Short problem> Only the lines holding the string "name" are needed. Copy each one.
>> Start Data to process
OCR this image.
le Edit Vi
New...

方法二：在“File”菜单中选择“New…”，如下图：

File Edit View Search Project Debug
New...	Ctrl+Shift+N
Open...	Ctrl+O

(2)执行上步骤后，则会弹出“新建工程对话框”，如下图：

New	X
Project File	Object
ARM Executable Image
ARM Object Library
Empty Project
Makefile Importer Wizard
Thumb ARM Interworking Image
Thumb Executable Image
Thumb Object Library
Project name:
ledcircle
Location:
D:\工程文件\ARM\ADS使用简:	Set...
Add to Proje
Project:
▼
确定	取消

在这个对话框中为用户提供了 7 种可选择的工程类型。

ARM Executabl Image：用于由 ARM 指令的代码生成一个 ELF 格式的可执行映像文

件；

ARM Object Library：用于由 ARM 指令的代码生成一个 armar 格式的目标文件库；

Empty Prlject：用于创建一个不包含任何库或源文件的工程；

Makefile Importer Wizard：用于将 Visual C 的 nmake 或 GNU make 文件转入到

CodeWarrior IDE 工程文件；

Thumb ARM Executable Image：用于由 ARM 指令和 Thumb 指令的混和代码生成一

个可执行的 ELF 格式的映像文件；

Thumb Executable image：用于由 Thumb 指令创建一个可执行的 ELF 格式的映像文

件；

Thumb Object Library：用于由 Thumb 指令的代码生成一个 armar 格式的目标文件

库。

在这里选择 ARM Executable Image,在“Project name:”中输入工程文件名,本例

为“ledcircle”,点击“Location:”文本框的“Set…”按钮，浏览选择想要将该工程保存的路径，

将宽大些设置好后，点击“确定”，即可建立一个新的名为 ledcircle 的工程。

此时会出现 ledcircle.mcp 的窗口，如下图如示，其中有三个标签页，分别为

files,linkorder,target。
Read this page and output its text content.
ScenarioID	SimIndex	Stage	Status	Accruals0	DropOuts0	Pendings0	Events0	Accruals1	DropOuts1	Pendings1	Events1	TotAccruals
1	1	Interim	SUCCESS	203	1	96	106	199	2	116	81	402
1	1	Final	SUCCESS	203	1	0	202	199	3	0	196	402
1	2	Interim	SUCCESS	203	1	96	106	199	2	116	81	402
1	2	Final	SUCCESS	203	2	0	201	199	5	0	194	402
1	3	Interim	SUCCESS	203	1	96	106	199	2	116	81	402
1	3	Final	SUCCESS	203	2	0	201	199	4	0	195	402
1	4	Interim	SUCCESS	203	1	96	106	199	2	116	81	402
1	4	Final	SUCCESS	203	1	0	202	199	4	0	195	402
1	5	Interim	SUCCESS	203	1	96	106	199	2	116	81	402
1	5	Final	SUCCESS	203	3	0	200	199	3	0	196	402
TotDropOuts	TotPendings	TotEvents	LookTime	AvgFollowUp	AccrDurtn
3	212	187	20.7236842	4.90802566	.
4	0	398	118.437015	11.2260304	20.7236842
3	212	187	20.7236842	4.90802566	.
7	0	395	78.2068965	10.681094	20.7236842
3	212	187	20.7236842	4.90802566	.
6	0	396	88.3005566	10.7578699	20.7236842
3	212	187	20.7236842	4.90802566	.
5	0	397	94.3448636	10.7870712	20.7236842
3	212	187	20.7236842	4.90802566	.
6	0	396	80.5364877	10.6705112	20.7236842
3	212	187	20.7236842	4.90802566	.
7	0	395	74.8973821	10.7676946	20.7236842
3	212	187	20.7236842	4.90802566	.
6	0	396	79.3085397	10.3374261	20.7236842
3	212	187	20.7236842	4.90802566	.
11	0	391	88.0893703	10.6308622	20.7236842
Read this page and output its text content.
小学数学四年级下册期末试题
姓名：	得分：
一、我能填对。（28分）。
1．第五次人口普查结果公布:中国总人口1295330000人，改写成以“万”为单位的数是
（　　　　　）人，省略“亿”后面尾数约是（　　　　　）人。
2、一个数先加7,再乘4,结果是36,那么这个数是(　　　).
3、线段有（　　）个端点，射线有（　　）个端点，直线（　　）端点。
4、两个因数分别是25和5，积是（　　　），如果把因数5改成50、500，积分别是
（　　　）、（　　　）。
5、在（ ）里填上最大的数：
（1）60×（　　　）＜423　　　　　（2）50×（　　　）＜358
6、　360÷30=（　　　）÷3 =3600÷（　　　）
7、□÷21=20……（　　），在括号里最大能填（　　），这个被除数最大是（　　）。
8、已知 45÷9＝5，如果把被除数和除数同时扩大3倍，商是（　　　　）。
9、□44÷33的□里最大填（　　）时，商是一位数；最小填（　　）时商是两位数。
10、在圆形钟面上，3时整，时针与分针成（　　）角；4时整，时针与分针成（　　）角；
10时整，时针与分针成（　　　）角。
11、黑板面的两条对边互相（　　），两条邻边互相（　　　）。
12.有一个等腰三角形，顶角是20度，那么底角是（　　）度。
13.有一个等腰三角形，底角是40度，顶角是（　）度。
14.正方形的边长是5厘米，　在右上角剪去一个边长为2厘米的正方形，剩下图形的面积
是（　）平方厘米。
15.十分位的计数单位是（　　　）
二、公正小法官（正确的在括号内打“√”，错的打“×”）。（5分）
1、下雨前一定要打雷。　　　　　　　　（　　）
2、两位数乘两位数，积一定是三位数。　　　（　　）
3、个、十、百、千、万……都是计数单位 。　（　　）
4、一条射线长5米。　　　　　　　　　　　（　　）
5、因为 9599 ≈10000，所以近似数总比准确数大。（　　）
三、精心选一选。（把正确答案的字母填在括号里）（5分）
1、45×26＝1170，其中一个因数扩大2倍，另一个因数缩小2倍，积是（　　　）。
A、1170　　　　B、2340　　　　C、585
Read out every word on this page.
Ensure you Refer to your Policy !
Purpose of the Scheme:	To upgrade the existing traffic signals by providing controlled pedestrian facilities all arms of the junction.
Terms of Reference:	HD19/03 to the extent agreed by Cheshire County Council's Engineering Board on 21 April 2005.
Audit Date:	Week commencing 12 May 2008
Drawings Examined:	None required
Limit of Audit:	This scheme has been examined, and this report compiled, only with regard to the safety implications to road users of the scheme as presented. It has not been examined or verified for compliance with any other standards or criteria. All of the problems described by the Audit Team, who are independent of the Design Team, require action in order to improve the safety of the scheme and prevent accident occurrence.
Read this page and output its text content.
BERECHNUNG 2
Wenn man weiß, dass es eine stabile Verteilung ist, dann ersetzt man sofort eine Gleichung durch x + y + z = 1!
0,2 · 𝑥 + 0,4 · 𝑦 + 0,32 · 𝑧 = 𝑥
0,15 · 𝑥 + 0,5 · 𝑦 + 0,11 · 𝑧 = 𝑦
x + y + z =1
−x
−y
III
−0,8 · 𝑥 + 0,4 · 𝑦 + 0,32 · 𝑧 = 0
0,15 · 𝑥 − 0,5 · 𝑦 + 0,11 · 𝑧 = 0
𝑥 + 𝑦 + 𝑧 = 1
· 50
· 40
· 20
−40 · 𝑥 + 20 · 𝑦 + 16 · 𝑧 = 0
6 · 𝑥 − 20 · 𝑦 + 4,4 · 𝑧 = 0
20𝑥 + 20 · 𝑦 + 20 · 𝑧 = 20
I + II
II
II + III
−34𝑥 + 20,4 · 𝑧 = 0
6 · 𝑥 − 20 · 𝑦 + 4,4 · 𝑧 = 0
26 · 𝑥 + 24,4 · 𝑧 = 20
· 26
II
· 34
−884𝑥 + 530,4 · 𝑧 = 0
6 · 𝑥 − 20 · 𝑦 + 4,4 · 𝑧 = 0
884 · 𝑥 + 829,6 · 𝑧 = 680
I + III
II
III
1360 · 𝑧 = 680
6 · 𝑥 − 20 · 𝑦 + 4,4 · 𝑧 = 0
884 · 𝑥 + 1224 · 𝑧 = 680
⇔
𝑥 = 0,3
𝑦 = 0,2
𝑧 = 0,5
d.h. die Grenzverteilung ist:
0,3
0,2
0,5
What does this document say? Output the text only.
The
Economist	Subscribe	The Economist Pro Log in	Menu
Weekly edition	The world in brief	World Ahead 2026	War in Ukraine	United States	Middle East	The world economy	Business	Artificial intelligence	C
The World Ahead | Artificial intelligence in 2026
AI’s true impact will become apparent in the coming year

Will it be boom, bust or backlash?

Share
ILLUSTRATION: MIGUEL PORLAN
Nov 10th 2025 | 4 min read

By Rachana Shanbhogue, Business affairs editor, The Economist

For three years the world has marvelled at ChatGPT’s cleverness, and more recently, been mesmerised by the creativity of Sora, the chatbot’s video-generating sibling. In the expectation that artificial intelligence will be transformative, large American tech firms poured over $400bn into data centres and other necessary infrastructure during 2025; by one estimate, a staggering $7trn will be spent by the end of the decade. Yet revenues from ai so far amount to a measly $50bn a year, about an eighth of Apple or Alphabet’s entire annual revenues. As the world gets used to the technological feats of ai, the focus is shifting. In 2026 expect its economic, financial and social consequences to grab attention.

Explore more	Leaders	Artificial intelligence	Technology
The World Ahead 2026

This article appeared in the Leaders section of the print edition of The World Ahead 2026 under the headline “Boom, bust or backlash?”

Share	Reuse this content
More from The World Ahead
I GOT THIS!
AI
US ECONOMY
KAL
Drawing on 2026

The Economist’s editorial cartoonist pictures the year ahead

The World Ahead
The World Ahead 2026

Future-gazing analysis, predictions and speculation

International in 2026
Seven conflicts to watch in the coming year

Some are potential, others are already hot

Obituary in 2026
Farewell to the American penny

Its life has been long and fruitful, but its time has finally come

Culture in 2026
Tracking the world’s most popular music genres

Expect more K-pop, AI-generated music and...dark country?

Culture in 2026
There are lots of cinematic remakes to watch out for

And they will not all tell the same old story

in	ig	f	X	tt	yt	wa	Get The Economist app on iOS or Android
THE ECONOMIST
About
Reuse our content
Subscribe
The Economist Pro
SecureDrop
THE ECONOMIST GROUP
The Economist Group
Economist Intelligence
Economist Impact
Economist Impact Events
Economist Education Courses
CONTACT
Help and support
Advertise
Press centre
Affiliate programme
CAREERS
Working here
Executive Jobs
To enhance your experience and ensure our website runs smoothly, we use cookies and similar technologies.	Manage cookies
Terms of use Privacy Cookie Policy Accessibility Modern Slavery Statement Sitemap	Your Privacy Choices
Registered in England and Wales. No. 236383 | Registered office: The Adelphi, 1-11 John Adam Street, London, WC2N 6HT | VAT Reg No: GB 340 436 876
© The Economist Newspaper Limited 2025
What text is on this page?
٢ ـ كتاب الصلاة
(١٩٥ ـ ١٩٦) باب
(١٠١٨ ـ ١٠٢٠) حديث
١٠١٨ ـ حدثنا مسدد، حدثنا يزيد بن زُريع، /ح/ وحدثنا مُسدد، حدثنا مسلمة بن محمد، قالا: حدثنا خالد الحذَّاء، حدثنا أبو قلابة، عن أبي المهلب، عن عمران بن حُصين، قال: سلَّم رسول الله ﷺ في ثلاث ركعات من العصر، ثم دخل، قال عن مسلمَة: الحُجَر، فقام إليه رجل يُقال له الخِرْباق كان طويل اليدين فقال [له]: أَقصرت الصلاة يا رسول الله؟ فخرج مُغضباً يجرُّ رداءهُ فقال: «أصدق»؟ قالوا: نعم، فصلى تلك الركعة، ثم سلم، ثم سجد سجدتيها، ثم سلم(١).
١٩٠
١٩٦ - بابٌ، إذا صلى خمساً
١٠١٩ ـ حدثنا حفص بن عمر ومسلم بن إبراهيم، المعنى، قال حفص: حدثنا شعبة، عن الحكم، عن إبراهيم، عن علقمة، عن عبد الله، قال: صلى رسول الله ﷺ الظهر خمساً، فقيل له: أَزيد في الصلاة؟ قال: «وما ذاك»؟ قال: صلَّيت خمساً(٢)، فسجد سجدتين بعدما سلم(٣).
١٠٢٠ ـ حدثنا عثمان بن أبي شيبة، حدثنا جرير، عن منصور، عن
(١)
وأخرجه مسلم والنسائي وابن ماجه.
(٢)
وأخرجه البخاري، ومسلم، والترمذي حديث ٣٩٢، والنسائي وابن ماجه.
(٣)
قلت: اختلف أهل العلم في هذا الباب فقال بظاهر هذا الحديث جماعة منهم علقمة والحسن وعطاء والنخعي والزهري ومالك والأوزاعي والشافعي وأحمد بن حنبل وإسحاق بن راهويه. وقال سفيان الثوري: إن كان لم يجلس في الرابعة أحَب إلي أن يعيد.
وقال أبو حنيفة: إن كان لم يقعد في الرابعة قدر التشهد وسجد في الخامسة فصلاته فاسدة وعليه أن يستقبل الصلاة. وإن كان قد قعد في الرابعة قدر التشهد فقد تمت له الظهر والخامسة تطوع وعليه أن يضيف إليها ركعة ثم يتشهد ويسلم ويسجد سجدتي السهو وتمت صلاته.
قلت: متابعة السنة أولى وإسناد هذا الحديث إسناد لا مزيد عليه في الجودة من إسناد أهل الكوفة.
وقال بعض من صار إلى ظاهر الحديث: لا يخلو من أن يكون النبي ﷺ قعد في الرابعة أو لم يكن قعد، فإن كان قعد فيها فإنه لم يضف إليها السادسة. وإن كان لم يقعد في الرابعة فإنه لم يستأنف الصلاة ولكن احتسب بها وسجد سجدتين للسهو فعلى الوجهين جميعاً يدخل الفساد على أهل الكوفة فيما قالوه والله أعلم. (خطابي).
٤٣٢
>> End Data to process
Exercise answer>
Project name:
在这里选择 ARM Executable Image,在“Project name:”中输入工程文件名,本例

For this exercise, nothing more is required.